Repeat each entry as written, dropping any picture you find.

_ _ _

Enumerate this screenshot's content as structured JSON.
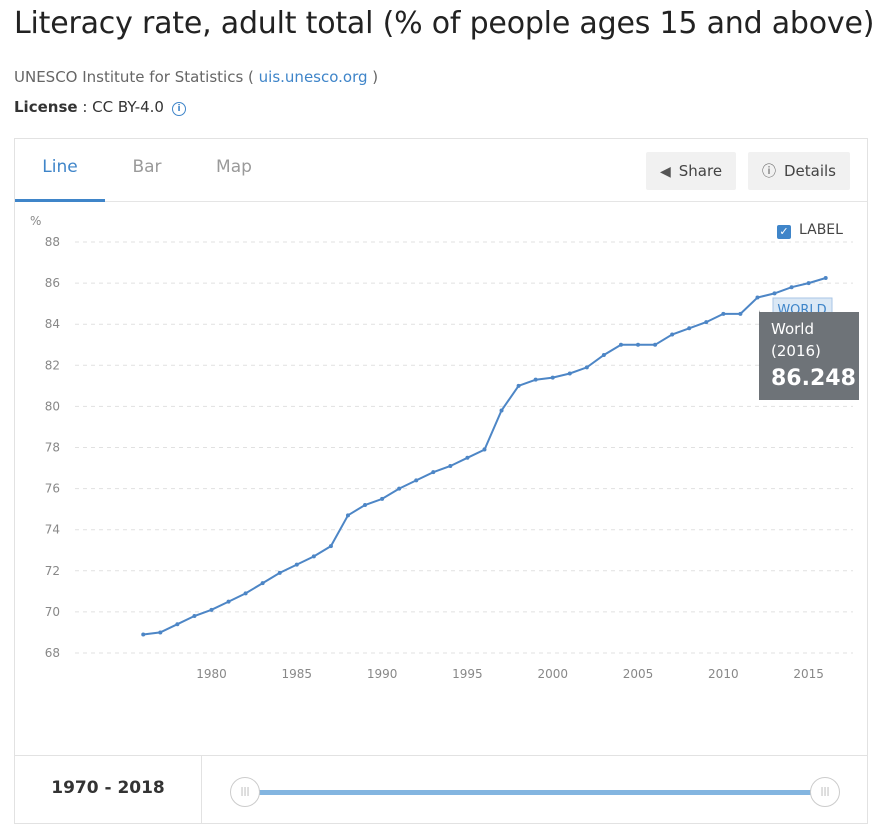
{
  "header": {
    "title": "Literacy rate, adult total (% of people ages 15 and above)",
    "source_prefix": "UNESCO Institute for Statistics ( ",
    "source_link": "uis.unesco.org",
    "source_suffix": " )",
    "license_label": "License",
    "license_value": " : CC BY-4.0"
  },
  "tabs": {
    "line": "Line",
    "bar": "Bar",
    "map": "Map"
  },
  "buttons": {
    "share": "Share",
    "details": "Details"
  },
  "label_toggle": "LABEL",
  "tooltip": {
    "series": "World",
    "year": "(2016)",
    "value": "86.248",
    "label": "WORLD"
  },
  "range": {
    "text": "1970 - 2018"
  },
  "colors": {
    "accent": "#3f85c9",
    "line": "#4d86c6",
    "grid": "#e1e1e1",
    "tooltip_bg": "#6e7378"
  },
  "chart_data": {
    "type": "line",
    "title": "",
    "xlabel": "",
    "ylabel": "%",
    "ylim": [
      68,
      88
    ],
    "yticks": [
      68,
      70,
      72,
      74,
      76,
      78,
      80,
      82,
      84,
      86,
      88
    ],
    "xticks": [
      1980,
      1985,
      1990,
      1995,
      2000,
      2005,
      2010,
      2015
    ],
    "grid": true,
    "series": [
      {
        "name": "WORLD",
        "x": [
          1976,
          1977,
          1978,
          1979,
          1980,
          1981,
          1982,
          1983,
          1984,
          1985,
          1986,
          1987,
          1988,
          1989,
          1990,
          1991,
          1992,
          1993,
          1994,
          1995,
          1996,
          1997,
          1998,
          1999,
          2000,
          2001,
          2002,
          2003,
          2004,
          2005,
          2006,
          2007,
          2008,
          2009,
          2010,
          2011,
          2012,
          2013,
          2014,
          2015,
          2016
        ],
        "y": [
          68.9,
          69.0,
          69.4,
          69.8,
          70.1,
          70.5,
          70.9,
          71.4,
          71.9,
          72.3,
          72.7,
          73.2,
          74.7,
          75.2,
          75.5,
          76.0,
          76.4,
          76.8,
          77.1,
          77.5,
          77.9,
          79.8,
          81.0,
          81.3,
          81.4,
          81.6,
          81.9,
          82.5,
          83.0,
          83.0,
          83.0,
          83.5,
          83.8,
          84.1,
          84.5,
          84.5,
          85.3,
          85.5,
          85.8,
          86.0,
          86.248
        ]
      }
    ]
  }
}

_ _ _

> [EXERCISE OUTPUT]:
Enumerate this screenshot's content as structured JSON.
{
  "header": {
    "title": "Literacy rate, adult total (% of people ages 15 and above)",
    "source_prefix": "UNESCO Institute for Statistics ( ",
    "source_link": "uis.unesco.org",
    "source_suffix": " )",
    "license_label": "License",
    "license_value": " : CC BY-4.0"
  },
  "tabs": {
    "line": "Line",
    "bar": "Bar",
    "map": "Map"
  },
  "buttons": {
    "share": "Share",
    "details": "Details"
  },
  "label_toggle": "LABEL",
  "tooltip": {
    "series": "World",
    "year": "(2016)",
    "value": "86.248",
    "label": "WORLD"
  },
  "range": {
    "text": "1970 - 2018"
  },
  "colors": {
    "accent": "#3f85c9",
    "line": "#4d86c6",
    "grid": "#e1e1e1",
    "tooltip_bg": "#6e7378"
  },
  "chart_data": {
    "type": "line",
    "title": "",
    "xlabel": "",
    "ylabel": "%",
    "ylim": [
      68,
      88
    ],
    "yticks": [
      68,
      70,
      72,
      74,
      76,
      78,
      80,
      82,
      84,
      86,
      88
    ],
    "xticks": [
      1980,
      1985,
      1990,
      1995,
      2000,
      2005,
      2010,
      2015
    ],
    "grid": true,
    "series": [
      {
        "name": "WORLD",
        "x": [
          1976,
          1977,
          1978,
          1979,
          1980,
          1981,
          1982,
          1983,
          1984,
          1985,
          1986,
          1987,
          1988,
          1989,
          1990,
          1991,
          1992,
          1993,
          1994,
          1995,
          1996,
          1997,
          1998,
          1999,
          2000,
          2001,
          2002,
          2003,
          2004,
          2005,
          2006,
          2007,
          2008,
          2009,
          2010,
          2011,
          2012,
          2013,
          2014,
          2015,
          2016
        ],
        "y": [
          68.9,
          69.0,
          69.4,
          69.8,
          70.1,
          70.5,
          70.9,
          71.4,
          71.9,
          72.3,
          72.7,
          73.2,
          74.7,
          75.2,
          75.5,
          76.0,
          76.4,
          76.8,
          77.1,
          77.5,
          77.9,
          79.8,
          81.0,
          81.3,
          81.4,
          81.6,
          81.9,
          82.5,
          83.0,
          83.0,
          83.0,
          83.5,
          83.8,
          84.1,
          84.5,
          84.5,
          85.3,
          85.5,
          85.8,
          86.0,
          86.248
        ]
      }
    ]
  }
}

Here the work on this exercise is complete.